### Task directions
Write out all lines holding the word "DBDR".

— Start of Data entries —

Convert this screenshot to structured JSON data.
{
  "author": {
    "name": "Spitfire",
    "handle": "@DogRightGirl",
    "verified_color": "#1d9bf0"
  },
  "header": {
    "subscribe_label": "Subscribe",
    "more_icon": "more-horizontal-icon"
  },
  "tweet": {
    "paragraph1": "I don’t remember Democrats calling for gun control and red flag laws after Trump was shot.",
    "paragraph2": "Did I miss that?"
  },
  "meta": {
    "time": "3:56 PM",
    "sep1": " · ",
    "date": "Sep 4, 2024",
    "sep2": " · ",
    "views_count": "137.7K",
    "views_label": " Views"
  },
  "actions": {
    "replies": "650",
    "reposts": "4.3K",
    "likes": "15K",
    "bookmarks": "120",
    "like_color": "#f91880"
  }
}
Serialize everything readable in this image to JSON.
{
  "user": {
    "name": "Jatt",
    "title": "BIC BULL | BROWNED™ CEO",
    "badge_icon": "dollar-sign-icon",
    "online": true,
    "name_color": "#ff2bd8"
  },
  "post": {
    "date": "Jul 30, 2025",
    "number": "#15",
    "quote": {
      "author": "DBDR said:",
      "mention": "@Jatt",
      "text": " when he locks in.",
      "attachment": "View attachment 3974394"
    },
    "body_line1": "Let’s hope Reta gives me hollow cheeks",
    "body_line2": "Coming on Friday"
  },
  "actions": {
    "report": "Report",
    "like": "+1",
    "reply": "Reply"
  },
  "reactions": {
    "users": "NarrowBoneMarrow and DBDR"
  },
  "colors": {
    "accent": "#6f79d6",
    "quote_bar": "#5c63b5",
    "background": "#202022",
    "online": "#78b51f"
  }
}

— End of Data entries —
— Start of Data entries —

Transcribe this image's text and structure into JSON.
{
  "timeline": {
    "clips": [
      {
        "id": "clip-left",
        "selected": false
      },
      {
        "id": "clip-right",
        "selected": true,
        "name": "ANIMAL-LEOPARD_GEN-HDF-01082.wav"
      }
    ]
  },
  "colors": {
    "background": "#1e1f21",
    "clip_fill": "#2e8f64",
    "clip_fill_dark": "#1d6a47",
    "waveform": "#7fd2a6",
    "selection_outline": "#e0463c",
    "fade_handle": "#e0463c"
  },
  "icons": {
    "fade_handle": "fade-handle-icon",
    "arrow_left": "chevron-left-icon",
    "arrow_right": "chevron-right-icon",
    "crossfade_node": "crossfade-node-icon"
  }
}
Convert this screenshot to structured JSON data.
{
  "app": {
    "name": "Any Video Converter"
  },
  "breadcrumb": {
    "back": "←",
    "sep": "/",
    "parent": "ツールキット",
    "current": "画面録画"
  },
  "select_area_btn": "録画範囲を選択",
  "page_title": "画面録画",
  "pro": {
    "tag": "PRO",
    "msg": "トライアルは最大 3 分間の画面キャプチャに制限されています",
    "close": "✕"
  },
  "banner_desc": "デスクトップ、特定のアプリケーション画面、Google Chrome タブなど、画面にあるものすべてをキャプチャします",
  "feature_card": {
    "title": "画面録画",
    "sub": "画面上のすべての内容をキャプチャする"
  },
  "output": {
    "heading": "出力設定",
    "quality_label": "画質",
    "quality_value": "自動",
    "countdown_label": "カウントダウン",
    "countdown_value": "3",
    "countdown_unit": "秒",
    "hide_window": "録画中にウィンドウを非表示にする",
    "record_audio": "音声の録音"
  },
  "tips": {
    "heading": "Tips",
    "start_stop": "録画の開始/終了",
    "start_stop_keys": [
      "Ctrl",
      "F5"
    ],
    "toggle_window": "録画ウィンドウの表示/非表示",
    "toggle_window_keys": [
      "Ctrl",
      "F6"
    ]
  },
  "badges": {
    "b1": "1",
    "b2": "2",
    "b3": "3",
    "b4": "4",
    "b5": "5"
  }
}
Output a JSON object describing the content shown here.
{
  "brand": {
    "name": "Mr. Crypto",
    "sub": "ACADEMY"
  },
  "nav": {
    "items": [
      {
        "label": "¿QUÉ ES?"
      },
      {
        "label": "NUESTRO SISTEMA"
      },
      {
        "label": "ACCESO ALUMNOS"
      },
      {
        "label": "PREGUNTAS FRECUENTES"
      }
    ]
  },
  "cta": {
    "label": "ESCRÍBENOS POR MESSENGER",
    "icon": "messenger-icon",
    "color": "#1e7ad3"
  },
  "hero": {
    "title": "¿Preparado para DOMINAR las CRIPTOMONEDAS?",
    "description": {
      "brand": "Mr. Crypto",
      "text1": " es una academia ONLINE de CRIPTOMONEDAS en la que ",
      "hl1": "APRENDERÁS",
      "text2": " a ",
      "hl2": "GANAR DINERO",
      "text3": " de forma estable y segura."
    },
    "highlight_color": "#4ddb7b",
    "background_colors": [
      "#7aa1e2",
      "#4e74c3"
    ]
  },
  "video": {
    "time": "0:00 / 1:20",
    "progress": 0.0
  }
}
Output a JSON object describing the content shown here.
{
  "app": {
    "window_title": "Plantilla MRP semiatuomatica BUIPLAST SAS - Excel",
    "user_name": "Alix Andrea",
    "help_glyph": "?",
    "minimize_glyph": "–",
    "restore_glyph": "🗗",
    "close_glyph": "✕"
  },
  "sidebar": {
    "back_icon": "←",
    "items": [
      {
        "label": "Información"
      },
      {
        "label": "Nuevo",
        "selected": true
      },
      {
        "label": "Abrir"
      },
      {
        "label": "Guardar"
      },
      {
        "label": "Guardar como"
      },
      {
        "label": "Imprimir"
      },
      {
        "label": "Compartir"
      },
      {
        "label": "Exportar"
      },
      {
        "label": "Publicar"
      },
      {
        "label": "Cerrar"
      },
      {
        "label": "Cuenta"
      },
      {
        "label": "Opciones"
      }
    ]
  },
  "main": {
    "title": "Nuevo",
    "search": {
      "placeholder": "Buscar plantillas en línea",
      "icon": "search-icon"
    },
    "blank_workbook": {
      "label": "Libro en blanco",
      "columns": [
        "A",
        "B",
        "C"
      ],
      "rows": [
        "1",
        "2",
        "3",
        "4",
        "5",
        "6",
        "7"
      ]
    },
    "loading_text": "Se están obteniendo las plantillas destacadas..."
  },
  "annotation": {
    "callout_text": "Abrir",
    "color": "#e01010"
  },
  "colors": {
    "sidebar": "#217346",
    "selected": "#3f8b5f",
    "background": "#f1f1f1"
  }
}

— End of Data entries —
— Start of Data entries —

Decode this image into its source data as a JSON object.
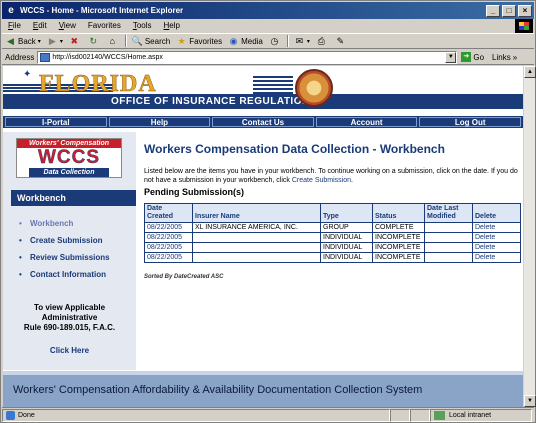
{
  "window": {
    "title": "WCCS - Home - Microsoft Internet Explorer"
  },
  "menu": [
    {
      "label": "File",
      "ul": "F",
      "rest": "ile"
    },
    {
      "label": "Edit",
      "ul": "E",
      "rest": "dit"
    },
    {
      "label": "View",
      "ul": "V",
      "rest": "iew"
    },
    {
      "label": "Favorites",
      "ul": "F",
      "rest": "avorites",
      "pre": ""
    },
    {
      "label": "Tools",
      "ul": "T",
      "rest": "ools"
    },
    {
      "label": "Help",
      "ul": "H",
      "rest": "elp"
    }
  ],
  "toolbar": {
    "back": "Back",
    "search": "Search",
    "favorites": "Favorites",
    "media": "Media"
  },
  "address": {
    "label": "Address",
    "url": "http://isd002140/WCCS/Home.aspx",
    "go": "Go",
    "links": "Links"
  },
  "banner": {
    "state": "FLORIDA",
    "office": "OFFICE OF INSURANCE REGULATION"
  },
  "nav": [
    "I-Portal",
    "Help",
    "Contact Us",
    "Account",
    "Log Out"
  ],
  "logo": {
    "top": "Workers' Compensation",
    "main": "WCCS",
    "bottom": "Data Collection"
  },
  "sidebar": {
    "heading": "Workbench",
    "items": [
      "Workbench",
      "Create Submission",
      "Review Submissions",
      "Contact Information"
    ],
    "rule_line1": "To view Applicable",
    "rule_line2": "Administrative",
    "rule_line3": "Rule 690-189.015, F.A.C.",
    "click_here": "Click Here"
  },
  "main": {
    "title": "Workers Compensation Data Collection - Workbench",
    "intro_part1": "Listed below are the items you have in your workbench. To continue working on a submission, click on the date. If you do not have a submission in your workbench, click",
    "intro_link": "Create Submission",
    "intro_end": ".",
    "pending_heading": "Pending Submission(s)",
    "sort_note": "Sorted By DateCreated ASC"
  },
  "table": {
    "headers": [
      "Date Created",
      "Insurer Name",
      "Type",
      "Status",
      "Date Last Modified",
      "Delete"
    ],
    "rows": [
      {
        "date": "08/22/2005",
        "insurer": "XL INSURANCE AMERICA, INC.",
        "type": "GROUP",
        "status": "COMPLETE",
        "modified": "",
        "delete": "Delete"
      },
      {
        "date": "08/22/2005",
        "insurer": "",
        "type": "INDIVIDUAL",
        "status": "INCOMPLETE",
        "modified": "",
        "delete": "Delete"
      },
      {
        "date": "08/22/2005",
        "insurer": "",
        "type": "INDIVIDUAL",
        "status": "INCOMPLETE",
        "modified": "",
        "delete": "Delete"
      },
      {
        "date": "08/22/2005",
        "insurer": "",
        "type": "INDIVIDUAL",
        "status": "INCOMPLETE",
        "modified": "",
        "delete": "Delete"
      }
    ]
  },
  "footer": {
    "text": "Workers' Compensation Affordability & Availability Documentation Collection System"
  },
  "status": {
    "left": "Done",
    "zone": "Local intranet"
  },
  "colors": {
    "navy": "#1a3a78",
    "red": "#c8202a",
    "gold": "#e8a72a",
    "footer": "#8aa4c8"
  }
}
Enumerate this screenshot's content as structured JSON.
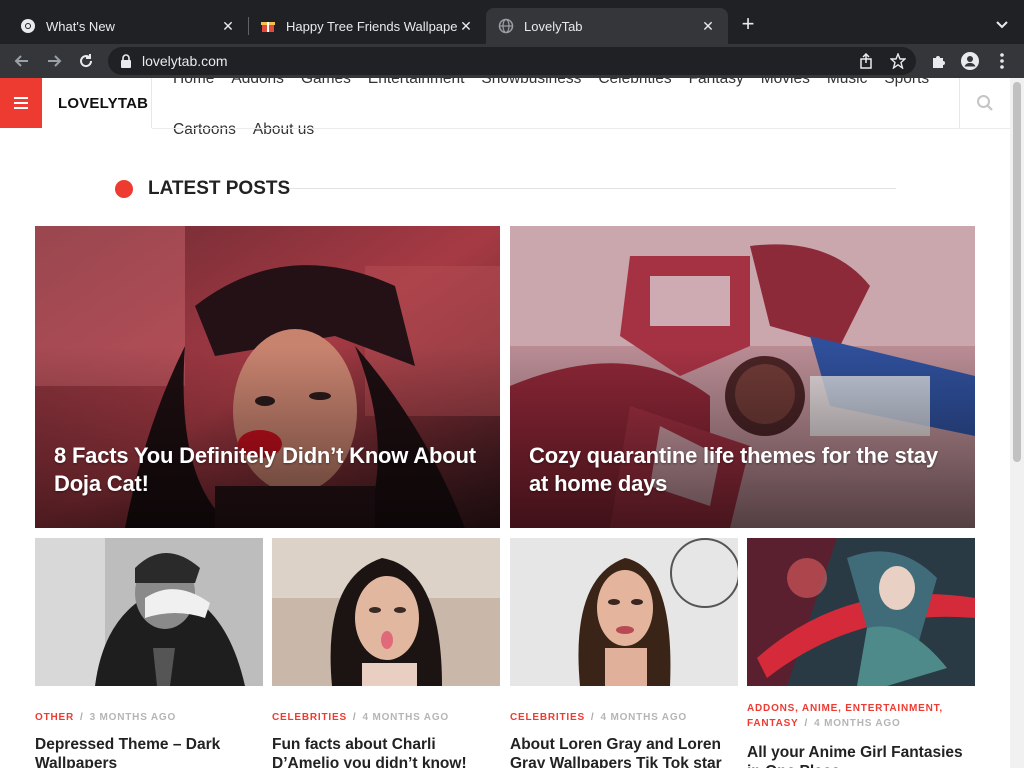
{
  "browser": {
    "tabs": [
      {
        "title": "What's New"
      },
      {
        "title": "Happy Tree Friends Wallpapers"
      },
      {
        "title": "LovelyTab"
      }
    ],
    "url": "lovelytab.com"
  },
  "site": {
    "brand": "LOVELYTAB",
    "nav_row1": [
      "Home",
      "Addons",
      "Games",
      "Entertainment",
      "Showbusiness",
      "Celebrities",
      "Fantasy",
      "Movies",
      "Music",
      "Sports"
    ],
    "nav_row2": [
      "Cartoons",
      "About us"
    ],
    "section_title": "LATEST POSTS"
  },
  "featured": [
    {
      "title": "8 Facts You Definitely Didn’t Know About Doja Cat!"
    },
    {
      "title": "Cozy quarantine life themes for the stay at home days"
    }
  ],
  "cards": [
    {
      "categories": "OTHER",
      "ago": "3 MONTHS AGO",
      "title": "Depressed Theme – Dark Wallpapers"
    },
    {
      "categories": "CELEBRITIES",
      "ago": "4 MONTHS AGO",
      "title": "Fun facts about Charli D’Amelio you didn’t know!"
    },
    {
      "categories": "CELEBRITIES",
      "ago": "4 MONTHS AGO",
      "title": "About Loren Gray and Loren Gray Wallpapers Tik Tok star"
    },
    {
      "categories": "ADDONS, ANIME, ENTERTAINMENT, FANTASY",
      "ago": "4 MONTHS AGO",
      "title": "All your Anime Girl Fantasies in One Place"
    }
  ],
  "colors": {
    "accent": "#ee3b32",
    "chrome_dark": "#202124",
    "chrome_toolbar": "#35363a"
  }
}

— End of Data entries —

### Result for this task
      "author": "DBDR said:",
    "users": "NarrowBoneMarrow and DBDR"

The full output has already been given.